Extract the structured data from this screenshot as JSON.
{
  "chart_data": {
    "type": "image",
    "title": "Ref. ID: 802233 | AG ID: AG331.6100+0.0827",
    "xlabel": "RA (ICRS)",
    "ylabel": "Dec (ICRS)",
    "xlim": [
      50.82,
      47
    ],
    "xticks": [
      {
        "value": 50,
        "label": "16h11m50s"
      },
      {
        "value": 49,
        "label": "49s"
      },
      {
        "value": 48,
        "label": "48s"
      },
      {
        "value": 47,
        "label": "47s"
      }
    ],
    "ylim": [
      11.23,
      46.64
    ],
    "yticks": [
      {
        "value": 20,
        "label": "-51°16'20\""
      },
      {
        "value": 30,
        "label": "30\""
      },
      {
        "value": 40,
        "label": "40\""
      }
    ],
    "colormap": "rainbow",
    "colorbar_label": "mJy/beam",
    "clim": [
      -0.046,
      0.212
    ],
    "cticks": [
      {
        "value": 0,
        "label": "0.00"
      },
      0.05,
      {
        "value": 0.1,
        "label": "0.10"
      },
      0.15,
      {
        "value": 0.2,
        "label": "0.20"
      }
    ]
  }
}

STATED GOAL:
Scan the material line by line and report each one that contains "value".

EXERCISE SOLUTION:
        "value": 50,
        "value": 49,
        "value": 48,
        "value": 47,
        "value": 20,
        "value": 30,
        "value": 40,
        "value": 0,
        "value": 0.1,
        "value": 0.2,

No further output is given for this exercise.